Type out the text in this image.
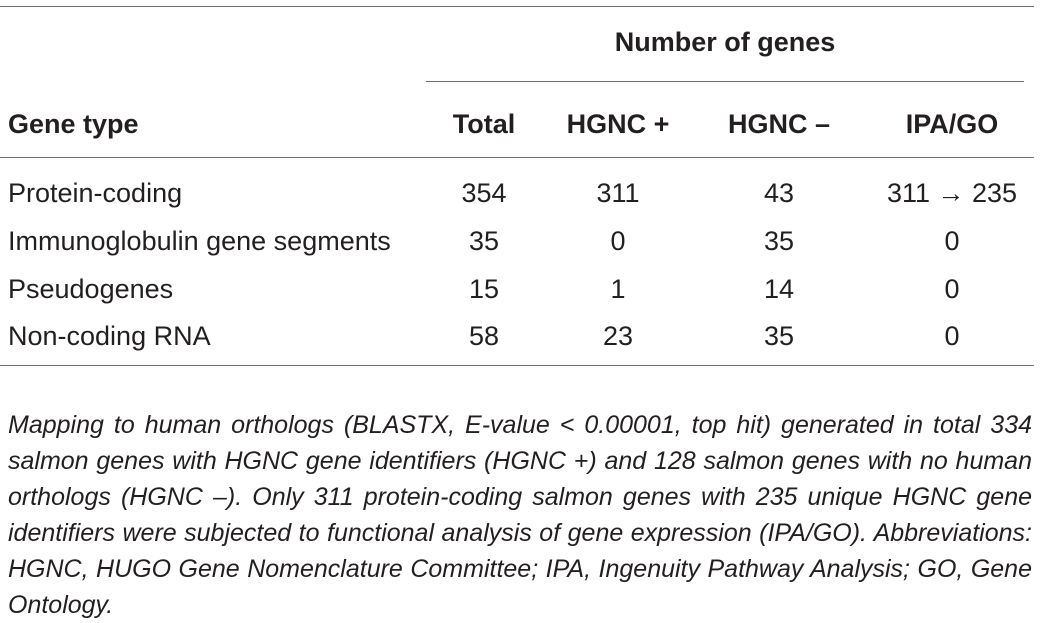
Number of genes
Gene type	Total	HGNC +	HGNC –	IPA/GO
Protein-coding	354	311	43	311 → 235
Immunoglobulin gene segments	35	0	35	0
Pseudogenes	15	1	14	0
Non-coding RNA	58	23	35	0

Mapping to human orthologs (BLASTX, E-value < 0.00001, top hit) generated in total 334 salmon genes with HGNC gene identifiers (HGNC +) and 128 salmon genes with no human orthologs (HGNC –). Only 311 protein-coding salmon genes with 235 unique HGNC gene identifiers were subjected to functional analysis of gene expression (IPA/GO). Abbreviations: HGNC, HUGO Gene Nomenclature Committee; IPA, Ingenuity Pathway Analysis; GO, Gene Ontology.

═══

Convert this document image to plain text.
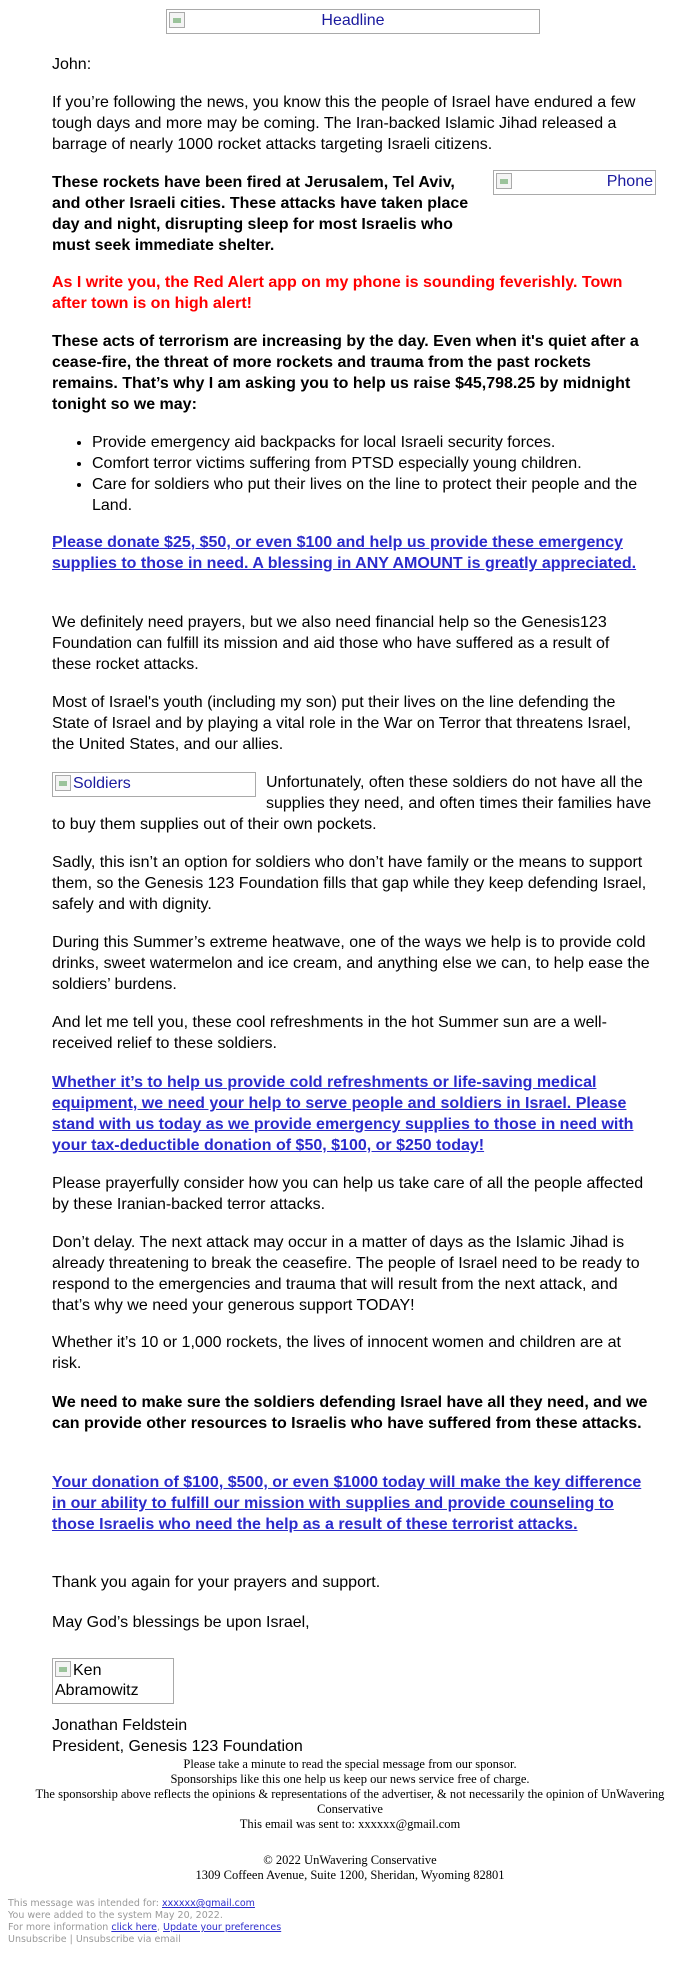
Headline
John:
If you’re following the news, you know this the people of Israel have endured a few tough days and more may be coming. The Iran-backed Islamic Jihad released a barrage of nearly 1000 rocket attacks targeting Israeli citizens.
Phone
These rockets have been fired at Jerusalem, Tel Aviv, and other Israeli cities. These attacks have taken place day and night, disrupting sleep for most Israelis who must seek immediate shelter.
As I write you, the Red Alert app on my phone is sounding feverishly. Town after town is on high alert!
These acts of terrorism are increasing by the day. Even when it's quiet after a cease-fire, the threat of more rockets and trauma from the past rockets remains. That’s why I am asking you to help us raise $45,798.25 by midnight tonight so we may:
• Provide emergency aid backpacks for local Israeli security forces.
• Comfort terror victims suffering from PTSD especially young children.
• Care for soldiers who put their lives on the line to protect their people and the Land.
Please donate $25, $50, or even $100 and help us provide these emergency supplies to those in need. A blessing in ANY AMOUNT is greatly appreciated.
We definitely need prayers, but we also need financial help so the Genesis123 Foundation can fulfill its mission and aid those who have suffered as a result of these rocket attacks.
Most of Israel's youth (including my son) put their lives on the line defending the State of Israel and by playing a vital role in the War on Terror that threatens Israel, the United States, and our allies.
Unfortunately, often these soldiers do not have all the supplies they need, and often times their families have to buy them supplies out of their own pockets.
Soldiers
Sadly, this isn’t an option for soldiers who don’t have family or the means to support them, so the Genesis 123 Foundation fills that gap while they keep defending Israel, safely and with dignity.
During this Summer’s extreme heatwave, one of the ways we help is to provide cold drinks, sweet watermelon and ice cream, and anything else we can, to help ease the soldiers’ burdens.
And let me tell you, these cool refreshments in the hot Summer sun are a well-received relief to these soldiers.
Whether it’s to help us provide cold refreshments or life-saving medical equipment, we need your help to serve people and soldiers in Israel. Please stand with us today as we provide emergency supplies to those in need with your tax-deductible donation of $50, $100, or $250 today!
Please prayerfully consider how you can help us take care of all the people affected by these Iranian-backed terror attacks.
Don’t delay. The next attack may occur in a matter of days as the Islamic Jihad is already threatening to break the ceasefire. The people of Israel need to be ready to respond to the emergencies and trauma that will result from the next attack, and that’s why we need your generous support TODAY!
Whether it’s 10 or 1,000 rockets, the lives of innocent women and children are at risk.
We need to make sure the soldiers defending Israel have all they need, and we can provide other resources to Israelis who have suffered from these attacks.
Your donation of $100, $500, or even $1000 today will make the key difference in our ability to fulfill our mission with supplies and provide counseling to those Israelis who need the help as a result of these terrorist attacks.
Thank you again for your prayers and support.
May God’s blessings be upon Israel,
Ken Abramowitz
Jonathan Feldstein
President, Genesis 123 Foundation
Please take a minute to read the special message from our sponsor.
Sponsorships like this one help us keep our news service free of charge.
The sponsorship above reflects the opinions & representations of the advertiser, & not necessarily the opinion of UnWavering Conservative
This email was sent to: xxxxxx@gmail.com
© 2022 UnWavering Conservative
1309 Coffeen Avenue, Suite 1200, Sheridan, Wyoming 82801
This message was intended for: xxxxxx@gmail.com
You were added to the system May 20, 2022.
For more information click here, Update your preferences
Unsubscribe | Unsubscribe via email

═══

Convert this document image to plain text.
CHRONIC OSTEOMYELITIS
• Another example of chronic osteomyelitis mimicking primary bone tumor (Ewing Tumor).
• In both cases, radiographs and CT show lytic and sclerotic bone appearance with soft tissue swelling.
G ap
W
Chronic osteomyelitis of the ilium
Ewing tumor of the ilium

═══

WHAT THE EXERCISE ASKS:
Collect, from the material above, every line containing the word "result".

FINISHED EXERCISE:
We definitely need prayers, but we also need financial help so the Genesis123 Foundation can fulfill its mission and aid those who have suffered as a result of these rocket attacks.
Don’t delay. The next attack may occur in a matter of days as the Islamic Jihad is already threatening to break the ceasefire. The people of Israel need to be ready to respond to the emergencies and trauma that will result from the next attack, and that’s why we need your generous support TODAY!
Your donation of $100, $500, or even $1000 today will make the key difference in our ability to fulfill our mission with supplies and provide counseling to those Israelis who need the help as a result of these terrorist attacks.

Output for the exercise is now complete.